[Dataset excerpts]
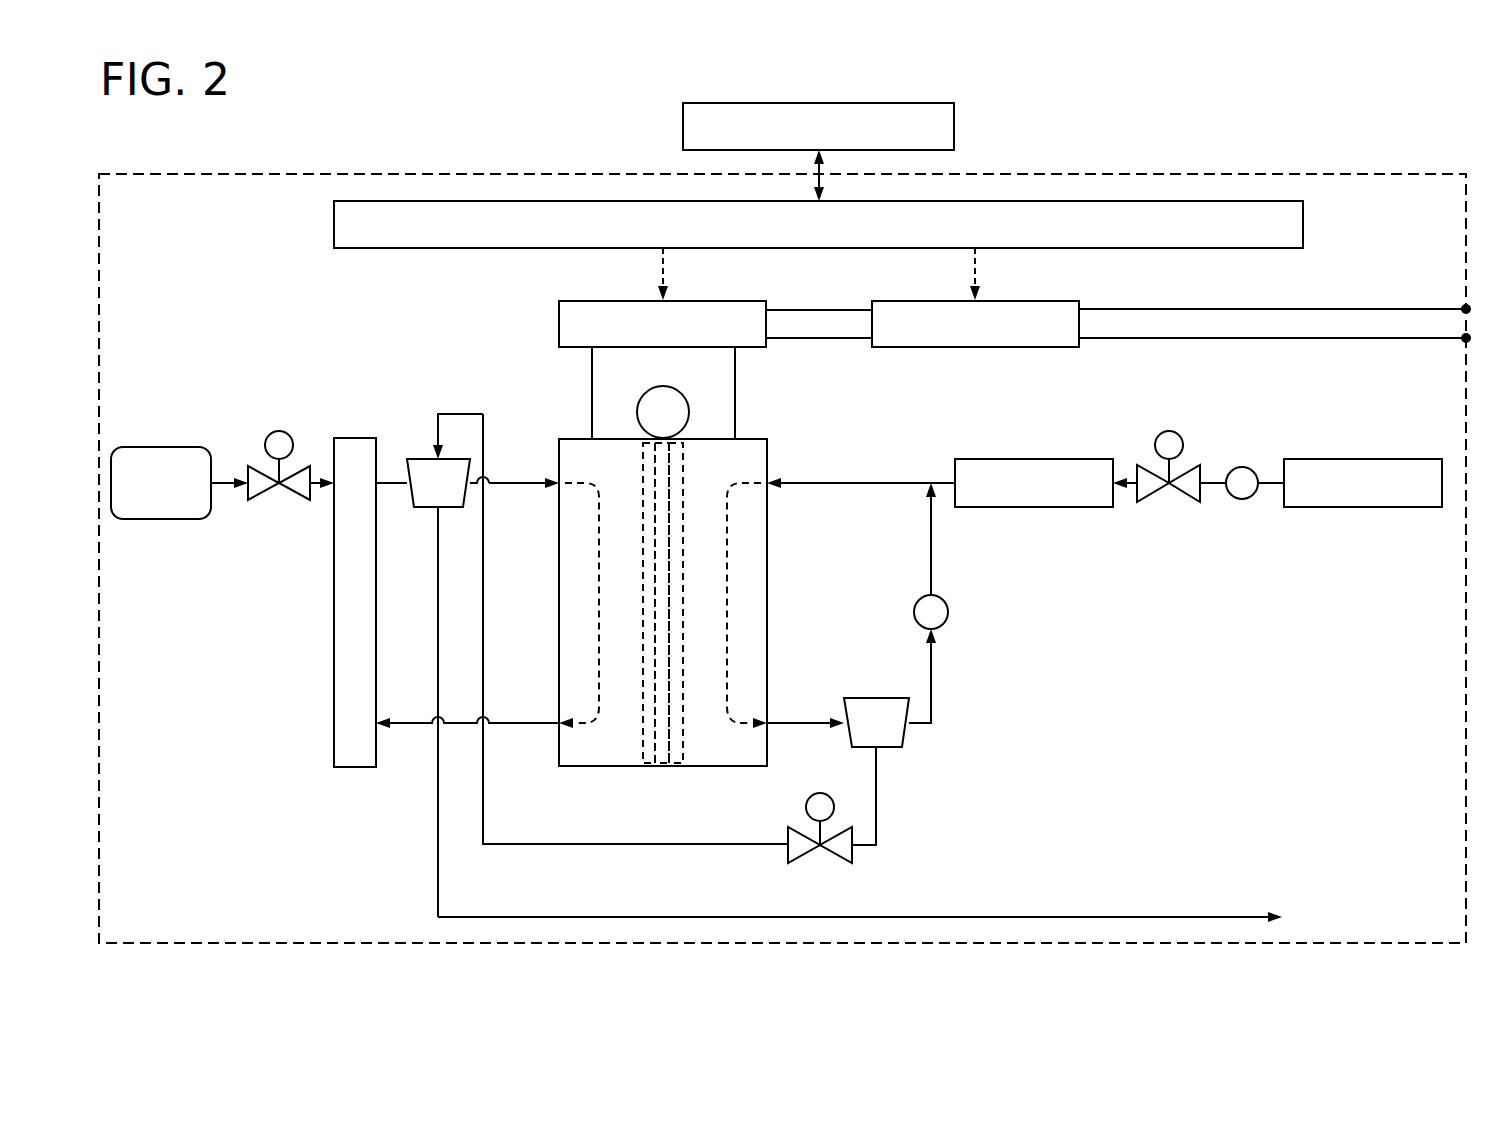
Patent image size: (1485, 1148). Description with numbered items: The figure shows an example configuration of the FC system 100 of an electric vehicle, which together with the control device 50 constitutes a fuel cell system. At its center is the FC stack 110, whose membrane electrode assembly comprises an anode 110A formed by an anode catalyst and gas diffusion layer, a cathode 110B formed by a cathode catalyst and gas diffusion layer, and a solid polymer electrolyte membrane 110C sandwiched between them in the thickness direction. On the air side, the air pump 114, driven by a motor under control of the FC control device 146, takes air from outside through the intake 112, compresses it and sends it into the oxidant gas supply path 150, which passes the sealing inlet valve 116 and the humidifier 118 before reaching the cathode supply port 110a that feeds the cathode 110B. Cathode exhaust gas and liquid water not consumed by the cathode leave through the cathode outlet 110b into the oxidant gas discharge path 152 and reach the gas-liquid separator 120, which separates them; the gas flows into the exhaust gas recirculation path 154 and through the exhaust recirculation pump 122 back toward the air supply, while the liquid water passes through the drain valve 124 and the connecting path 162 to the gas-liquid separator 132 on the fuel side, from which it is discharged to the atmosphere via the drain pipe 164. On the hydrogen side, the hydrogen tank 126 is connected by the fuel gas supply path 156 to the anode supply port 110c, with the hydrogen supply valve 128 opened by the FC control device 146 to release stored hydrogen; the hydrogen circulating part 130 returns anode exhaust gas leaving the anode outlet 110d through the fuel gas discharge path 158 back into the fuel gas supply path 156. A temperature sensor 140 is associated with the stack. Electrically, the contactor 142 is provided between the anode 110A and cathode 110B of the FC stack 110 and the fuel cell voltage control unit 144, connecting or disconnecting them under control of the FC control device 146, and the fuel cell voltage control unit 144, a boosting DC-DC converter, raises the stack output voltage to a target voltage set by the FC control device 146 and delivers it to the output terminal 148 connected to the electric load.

The control device 50 is at (955, 126).
The FC system 100 is at (1392, 174).
The FC stack 110 is at (768, 603).
The cathode supply port 110a is at (768, 482).
The cathode outlet port 110b is at (768, 722).
The anode supply port 110c is at (558, 482).
The anode outlet port 110d is at (558, 722).
The anode 110A is at (647, 766).
The cathode 110B is at (677, 766).
The solid polymer electrolyte membrane 110C is at (662, 766).
The intake 112 is at (1380, 458).
The air pump 114 is at (1243, 466).
The sealing inlet valve 116 is at (1180, 502).
The humidifier 118 is at (1050, 458).
The gas-liquid separator 120 is at (876, 697).
The exhaust recirculation pump 122 is at (949, 612).
The drain valve 124 is at (825, 862).
The hydrogen tank 126 is at (150, 446).
The hydrogen supply valve 128 is at (288, 498).
The hydrogen circulating part 130 is at (356, 438).
The gas-liquid separator 132 is at (430, 510).
The temperature sensor 140 is at (681, 388).
The contactor 142 is at (704, 300).
The fuel cell voltage control unit 144 is at (1016, 300).
The FC control device 146 is at (1304, 225).
The output terminal 148 is at (1462, 307).
The oxidant gas supply path 150 is at (1214, 487).
The oxidant gas discharge path 152 is at (800, 725).
The exhaust gas recirculation path 154 is at (933, 682).
The fuel gas supply path 156 is at (228, 486).
The fuel gas discharge path 158 is at (405, 725).
The connecting path 162 is at (484, 785).
The drain pipe 164 is at (520, 915).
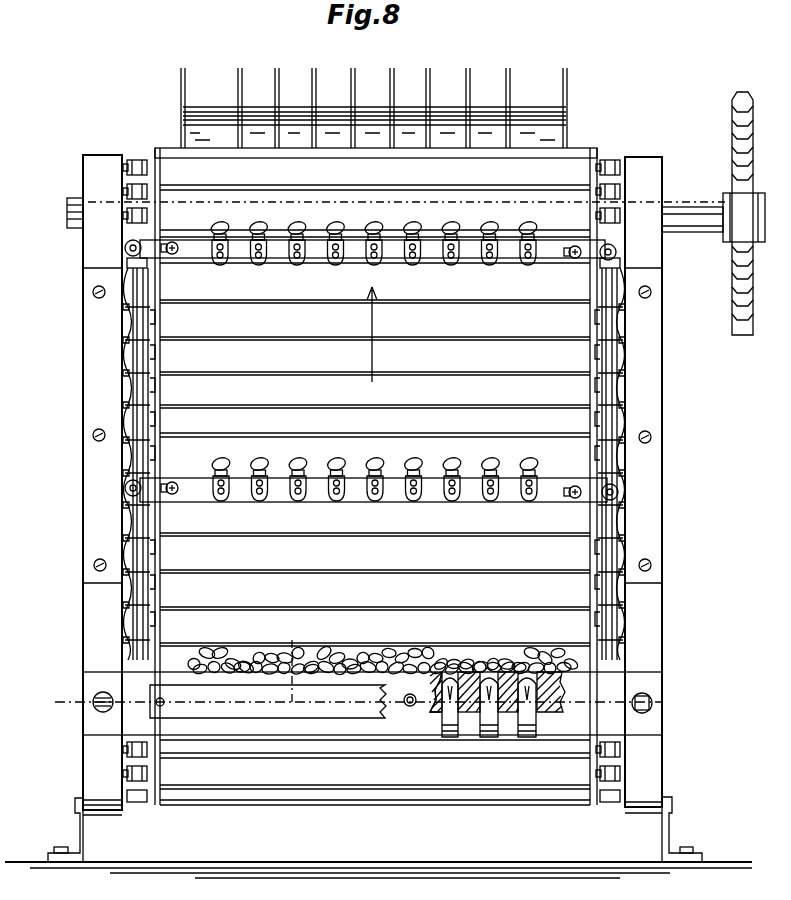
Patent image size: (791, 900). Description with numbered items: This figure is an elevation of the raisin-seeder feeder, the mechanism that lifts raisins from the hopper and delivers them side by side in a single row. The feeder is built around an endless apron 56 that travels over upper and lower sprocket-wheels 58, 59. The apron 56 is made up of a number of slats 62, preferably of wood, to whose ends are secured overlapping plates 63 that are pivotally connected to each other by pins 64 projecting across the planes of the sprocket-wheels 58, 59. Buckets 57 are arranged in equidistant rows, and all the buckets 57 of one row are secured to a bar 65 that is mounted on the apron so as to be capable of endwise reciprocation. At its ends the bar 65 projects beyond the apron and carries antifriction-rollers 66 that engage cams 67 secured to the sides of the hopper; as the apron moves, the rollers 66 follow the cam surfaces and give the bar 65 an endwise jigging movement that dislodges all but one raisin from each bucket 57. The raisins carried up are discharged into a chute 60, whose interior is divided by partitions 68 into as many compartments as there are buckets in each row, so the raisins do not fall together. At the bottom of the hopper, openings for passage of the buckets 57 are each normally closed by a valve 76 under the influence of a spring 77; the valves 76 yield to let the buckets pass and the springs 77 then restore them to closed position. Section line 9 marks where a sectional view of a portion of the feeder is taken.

The section line 9 9 is at (72, 672).
The endless apron 56 is at (128, 414).
The buckets 57 is at (230, 238).
The sprocket-wheel 58 is at (135, 190).
The sprocket-wheel 59 is at (135, 780).
The chute 60 is at (533, 140).
The slats 62 is at (375, 487).
The overlapping plates 63 is at (152, 323).
The pins 64 is at (135, 377).
The bar 65 is at (465, 260).
The antifriction-rollers 66 is at (616, 246).
The cams 67 is at (128, 452).
The partitions 68 is at (357, 82).
The valve 76 is at (492, 715).
The spring 77 is at (404, 701).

_What is expected_. Copy out each of the items above word for word, omitting the pictures.

_Output of the task_.
Patent image size: (1485, 1148). Description with numbered items: The figure shows an example configuration of the FC system 100 of an electric vehicle, which together with the control device 50 constitutes a fuel cell system. At its center is the FC stack 110, whose membrane electrode assembly comprises an anode 110A formed by an anode catalyst and gas diffusion layer, a cathode 110B formed by a cathode catalyst and gas diffusion layer, and a solid polymer electrolyte membrane 110C sandwiched between them in the thickness direction. On the air side, the air pump 114, driven by a motor under control of the FC control device 146, takes air from outside through the intake 112, compresses it and sends it into the oxidant gas supply path 150, which passes the sealing inlet valve 116 and the humidifier 118 before reaching the cathode supply port 110a that feeds the cathode 110B. Cathode exhaust gas and liquid water not consumed by the cathode leave through the cathode outlet 110b into the oxidant gas discharge path 152 and reach the gas-liquid separator 120, which separates them; the gas flows into the exhaust gas recirculation path 154 and through the exhaust recirculation pump 122 back toward the air supply, while the liquid water passes through the drain valve 124 and the connecting path 162 to the gas-liquid separator 132 on the fuel side, from which it is discharged to the atmosphere via the drain pipe 164. On the hydrogen side, the hydrogen tank 126 is connected by the fuel gas supply path 156 to the anode supply port 110c, with the hydrogen supply valve 128 opened by the FC control device 146 to release stored hydrogen; the hydrogen circulating part 130 returns anode exhaust gas leaving the anode outlet 110d through the fuel gas discharge path 158 back into the fuel gas supply path 156. A temperature sensor 140 is associated with the stack. Electrically, the contactor 142 is provided between the anode 110A and cathode 110B of the FC stack 110 and the fuel cell voltage control unit 144, connecting or disconnecting them under control of the FC control device 146, and the fuel cell voltage control unit 144, a boosting DC-DC converter, raises the stack output voltage to a target voltage set by the FC control device 146 and delivers it to the output terminal 148 connected to the electric load.

The control device 50 is at (955, 126).
The FC system 100 is at (1392, 174).
The FC stack 110 is at (768, 603).
The cathode supply port 110a is at (768, 482).
The cathode outlet port 110b is at (768, 722).
The anode supply port 110c is at (558, 482).
The anode outlet port 110d is at (558, 722).
The anode 110A is at (647, 766).
The cathode 110B is at (677, 766).
The solid polymer electrolyte membrane 110C is at (662, 766).
The intake 112 is at (1380, 458).
The air pump 114 is at (1243, 466).
The sealing inlet valve 116 is at (1180, 502).
The humidifier 118 is at (1050, 458).
The gas-liquid separator 120 is at (876, 697).
The exhaust recirculation pump 122 is at (949, 612).
The drain valve 124 is at (825, 862).
The hydrogen tank 126 is at (150, 446).
The hydrogen supply valve 128 is at (288, 498).
The hydrogen circulating part 130 is at (356, 438).
The gas-liquid separator 132 is at (430, 510).
The temperature sensor 140 is at (681, 388).
The contactor 142 is at (704, 300).
The fuel cell voltage control unit 144 is at (1016, 300).
The FC control device 146 is at (1304, 225).
The output terminal 148 is at (1462, 307).
The oxidant gas supply path 150 is at (1214, 487).
The oxidant gas discharge path 152 is at (800, 725).
The exhaust gas recirculation path 154 is at (933, 682).
The fuel gas supply path 156 is at (228, 486).
The fuel gas discharge path 158 is at (405, 725).
The connecting path 162 is at (484, 785).
The drain pipe 164 is at (520, 915).
Patent image size: (791, 900). Description with numbered items: This figure is an elevation of the raisin-seeder feeder, the mechanism that lifts raisins from the hopper and delivers them side by side in a single row. The feeder is built around an endless apron 56 that travels over upper and lower sprocket-wheels 58, 59. The apron 56 is made up of a number of slats 62, preferably of wood, to whose ends are secured overlapping plates 63 that are pivotally connected to each other by pins 64 projecting across the planes of the sprocket-wheels 58, 59. Buckets 57 are arranged in equidistant rows, and all the buckets 57 of one row are secured to a bar 65 that is mounted on the apron so as to be capable of endwise reciprocation. At its ends the bar 65 projects beyond the apron and carries antifriction-rollers 66 that engage cams 67 secured to the sides of the hopper; as the apron moves, the rollers 66 follow the cam surfaces and give the bar 65 an endwise jigging movement that dislodges all but one raisin from each bucket 57. The raisins carried up are discharged into a chute 60, whose interior is divided by partitions 68 into as many compartments as there are buckets in each row, so the raisins do not fall together. At the bottom of the hopper, openings for passage of the buckets 57 are each normally closed by a valve 76 under the influence of a spring 77; the valves 76 yield to let the buckets pass and the springs 77 then restore them to closed position. Section line 9 marks where a sectional view of a portion of the feeder is taken.

The section line 9 9 is at (72, 672).
The endless apron 56 is at (128, 414).
The buckets 57 is at (230, 238).
The sprocket-wheel 58 is at (135, 190).
The sprocket-wheel 59 is at (135, 780).
The chute 60 is at (533, 140).
The slats 62 is at (375, 487).
The overlapping plates 63 is at (152, 323).
The pins 64 is at (135, 377).
The bar 65 is at (465, 260).
The antifriction-rollers 66 is at (616, 246).
The cams 67 is at (128, 452).
The partitions 68 is at (357, 82).
The valve 76 is at (492, 715).
The spring 77 is at (404, 701).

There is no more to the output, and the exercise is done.